Copy out all lines that hold "value".

Extracted records
◇ ◇ ◇ ◇ ◇

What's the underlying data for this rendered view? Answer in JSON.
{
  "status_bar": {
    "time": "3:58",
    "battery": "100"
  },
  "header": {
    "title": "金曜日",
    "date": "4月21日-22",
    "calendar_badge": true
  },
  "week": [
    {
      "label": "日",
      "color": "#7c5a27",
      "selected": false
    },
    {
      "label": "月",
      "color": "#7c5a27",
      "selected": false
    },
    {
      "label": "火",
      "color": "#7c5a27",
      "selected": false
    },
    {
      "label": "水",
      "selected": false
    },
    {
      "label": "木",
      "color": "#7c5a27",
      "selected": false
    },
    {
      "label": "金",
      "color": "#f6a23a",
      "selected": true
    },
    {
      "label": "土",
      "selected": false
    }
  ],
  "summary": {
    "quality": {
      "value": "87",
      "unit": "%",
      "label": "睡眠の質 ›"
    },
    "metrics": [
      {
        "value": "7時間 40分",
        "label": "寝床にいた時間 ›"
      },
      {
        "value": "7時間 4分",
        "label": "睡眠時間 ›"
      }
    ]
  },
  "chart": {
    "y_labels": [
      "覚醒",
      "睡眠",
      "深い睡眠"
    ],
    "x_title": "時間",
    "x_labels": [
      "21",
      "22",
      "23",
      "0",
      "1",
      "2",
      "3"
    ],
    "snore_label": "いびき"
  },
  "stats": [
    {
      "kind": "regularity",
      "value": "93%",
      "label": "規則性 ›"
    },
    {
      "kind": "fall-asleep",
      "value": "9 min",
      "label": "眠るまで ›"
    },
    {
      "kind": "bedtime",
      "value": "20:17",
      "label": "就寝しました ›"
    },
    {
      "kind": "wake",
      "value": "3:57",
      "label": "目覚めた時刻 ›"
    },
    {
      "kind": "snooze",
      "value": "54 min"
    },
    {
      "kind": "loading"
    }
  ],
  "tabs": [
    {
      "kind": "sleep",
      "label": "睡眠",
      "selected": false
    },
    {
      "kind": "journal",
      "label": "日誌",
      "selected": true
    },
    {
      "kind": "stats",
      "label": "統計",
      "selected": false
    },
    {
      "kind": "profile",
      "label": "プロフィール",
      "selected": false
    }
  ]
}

◇ ◇ ◇ ◇ ◇

(PROBLEM SOLUTION):
      "value": "87",
        "value": "7時間 40分",
        "value": "7時間 4分",
      "value": "93%",
      "value": "9 min",
      "value": "20:17",
      "value": "3:57",
      "value": "54 min"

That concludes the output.